WHAT YOU WILL DO >>
In full and without deviation, write out the entries that follow.

[Entries from a dataset]
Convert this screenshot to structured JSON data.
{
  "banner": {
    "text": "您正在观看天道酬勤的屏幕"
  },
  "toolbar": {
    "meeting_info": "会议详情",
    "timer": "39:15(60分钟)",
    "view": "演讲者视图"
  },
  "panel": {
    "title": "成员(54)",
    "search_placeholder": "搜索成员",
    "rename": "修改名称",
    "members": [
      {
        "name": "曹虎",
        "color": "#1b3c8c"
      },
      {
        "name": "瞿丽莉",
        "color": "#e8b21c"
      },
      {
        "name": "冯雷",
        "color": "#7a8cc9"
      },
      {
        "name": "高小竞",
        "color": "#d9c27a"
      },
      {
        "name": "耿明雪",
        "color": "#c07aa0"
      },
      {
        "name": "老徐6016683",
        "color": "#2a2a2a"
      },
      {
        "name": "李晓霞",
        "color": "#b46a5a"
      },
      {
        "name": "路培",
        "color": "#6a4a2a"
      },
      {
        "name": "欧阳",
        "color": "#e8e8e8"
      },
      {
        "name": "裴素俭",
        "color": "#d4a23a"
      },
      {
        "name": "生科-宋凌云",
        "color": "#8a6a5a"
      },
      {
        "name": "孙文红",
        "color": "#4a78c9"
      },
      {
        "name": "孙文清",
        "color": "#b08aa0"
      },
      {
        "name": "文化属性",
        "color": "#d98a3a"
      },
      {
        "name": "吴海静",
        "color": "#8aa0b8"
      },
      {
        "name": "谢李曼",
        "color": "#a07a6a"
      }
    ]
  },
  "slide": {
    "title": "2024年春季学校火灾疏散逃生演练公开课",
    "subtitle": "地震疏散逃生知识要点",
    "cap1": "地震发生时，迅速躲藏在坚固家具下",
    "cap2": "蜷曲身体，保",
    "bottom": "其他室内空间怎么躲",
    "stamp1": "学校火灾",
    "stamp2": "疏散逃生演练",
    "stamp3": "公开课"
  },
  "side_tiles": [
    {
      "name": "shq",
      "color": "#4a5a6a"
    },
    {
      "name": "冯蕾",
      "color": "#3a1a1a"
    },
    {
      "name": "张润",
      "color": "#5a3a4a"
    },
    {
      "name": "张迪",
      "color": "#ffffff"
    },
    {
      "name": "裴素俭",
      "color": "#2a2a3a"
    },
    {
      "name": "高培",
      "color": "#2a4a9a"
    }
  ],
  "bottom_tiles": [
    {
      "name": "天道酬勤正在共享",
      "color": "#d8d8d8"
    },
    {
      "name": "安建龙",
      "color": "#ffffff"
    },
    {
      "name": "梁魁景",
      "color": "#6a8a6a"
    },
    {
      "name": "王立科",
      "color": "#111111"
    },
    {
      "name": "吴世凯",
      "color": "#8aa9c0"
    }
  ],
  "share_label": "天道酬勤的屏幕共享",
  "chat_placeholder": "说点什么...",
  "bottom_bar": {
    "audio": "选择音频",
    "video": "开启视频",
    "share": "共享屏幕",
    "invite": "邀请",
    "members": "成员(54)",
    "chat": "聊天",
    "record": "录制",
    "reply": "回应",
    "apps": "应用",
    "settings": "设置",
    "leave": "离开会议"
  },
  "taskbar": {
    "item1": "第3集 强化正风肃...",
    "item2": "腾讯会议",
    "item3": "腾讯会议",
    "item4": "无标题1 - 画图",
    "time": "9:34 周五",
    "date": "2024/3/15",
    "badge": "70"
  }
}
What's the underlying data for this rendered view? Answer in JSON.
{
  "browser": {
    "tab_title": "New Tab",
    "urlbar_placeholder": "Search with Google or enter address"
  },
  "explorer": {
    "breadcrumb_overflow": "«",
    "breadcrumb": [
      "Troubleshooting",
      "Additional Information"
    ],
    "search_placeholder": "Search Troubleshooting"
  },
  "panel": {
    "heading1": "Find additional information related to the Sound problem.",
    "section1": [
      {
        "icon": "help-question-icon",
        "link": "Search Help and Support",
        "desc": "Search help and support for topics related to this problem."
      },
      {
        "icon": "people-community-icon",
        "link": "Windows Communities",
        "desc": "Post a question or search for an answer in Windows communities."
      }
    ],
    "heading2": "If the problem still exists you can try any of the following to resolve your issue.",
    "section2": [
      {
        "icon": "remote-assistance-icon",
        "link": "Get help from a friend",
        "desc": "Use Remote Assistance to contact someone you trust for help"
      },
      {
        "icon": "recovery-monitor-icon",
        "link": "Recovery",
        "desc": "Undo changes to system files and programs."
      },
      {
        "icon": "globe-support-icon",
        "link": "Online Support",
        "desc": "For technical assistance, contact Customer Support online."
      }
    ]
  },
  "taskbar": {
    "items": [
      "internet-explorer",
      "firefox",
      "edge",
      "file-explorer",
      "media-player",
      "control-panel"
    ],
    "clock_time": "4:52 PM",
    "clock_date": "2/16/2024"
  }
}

WRITTEN RESPONSE >>
Convert this screenshot to structured JSON data.
{
  "banner": {
    "text": "您正在观看天道酬勤的屏幕"
  },
  "toolbar": {
    "meeting_info": "会议详情",
    "timer": "39:15(60分钟)",
    "view": "演讲者视图"
  },
  "panel": {
    "title": "成员(54)",
    "search_placeholder": "搜索成员",
    "rename": "修改名称",
    "members": [
      {
        "name": "曹虎",
        "color": "#1b3c8c"
      },
      {
        "name": "瞿丽莉",
        "color": "#e8b21c"
      },
      {
        "name": "冯雷",
        "color": "#7a8cc9"
      },
      {
        "name": "高小竞",
        "color": "#d9c27a"
      },
      {
        "name": "耿明雪",
        "color": "#c07aa0"
      },
      {
        "name": "老徐6016683",
        "color": "#2a2a2a"
      },
      {
        "name": "李晓霞",
        "color": "#b46a5a"
      },
      {
        "name": "路培",
        "color": "#6a4a2a"
      },
      {
        "name": "欧阳",
        "color": "#e8e8e8"
      },
      {
        "name": "裴素俭",
        "color": "#d4a23a"
      },
      {
        "name": "生科-宋凌云",
        "color": "#8a6a5a"
      },
      {
        "name": "孙文红",
        "color": "#4a78c9"
      },
      {
        "name": "孙文清",
        "color": "#b08aa0"
      },
      {
        "name": "文化属性",
        "color": "#d98a3a"
      },
      {
        "name": "吴海静",
        "color": "#8aa0b8"
      },
      {
        "name": "谢李曼",
        "color": "#a07a6a"
      }
    ]
  },
  "slide": {
    "title": "2024年春季学校火灾疏散逃生演练公开课",
    "subtitle": "地震疏散逃生知识要点",
    "cap1": "地震发生时，迅速躲藏在坚固家具下",
    "cap2": "蜷曲身体，保",
    "bottom": "其他室内空间怎么躲",
    "stamp1": "学校火灾",
    "stamp2": "疏散逃生演练",
    "stamp3": "公开课"
  },
  "side_tiles": [
    {
      "name": "shq",
      "color": "#4a5a6a"
    },
    {
      "name": "冯蕾",
      "color": "#3a1a1a"
    },
    {
      "name": "张润",
      "color": "#5a3a4a"
    },
    {
      "name": "张迪",
      "color": "#ffffff"
    },
    {
      "name": "裴素俭",
      "color": "#2a2a3a"
    },
    {
      "name": "高培",
      "color": "#2a4a9a"
    }
  ],
  "bottom_tiles": [
    {
      "name": "天道酬勤正在共享",
      "color": "#d8d8d8"
    },
    {
      "name": "安建龙",
      "color": "#ffffff"
    },
    {
      "name": "梁魁景",
      "color": "#6a8a6a"
    },
    {
      "name": "王立科",
      "color": "#111111"
    },
    {
      "name": "吴世凯",
      "color": "#8aa9c0"
    }
  ],
  "share_label": "天道酬勤的屏幕共享",
  "chat_placeholder": "说点什么...",
  "bottom_bar": {
    "audio": "选择音频",
    "video": "开启视频",
    "share": "共享屏幕",
    "invite": "邀请",
    "members": "成员(54)",
    "chat": "聊天",
    "record": "录制",
    "reply": "回应",
    "apps": "应用",
    "settings": "设置",
    "leave": "离开会议"
  },
  "taskbar": {
    "item1": "第3集 强化正风肃...",
    "item2": "腾讯会议",
    "item3": "腾讯会议",
    "item4": "无标题1 - 画图",
    "time": "9:34 周五",
    "date": "2024/3/15",
    "badge": "70"
  }
}
What's the underlying data for this rendered view? Answer in JSON.
{
  "browser": {
    "tab_title": "New Tab",
    "urlbar_placeholder": "Search with Google or enter address"
  },
  "explorer": {
    "breadcrumb_overflow": "«",
    "breadcrumb": [
      "Troubleshooting",
      "Additional Information"
    ],
    "search_placeholder": "Search Troubleshooting"
  },
  "panel": {
    "heading1": "Find additional information related to the Sound problem.",
    "section1": [
      {
        "icon": "help-question-icon",
        "link": "Search Help and Support",
        "desc": "Search help and support for topics related to this problem."
      },
      {
        "icon": "people-community-icon",
        "link": "Windows Communities",
        "desc": "Post a question or search for an answer in Windows communities."
      }
    ],
    "heading2": "If the problem still exists you can try any of the following to resolve your issue.",
    "section2": [
      {
        "icon": "remote-assistance-icon",
        "link": "Get help from a friend",
        "desc": "Use Remote Assistance to contact someone you trust for help"
      },
      {
        "icon": "recovery-monitor-icon",
        "link": "Recovery",
        "desc": "Undo changes to system files and programs."
      },
      {
        "icon": "globe-support-icon",
        "link": "Online Support",
        "desc": "For technical assistance, contact Customer Support online."
      }
    ]
  },
  "taskbar": {
    "items": [
      "internet-explorer",
      "firefox",
      "edge",
      "file-explorer",
      "media-player",
      "control-panel"
    ],
    "clock_time": "4:52 PM",
    "clock_date": "2/16/2024"
  }
}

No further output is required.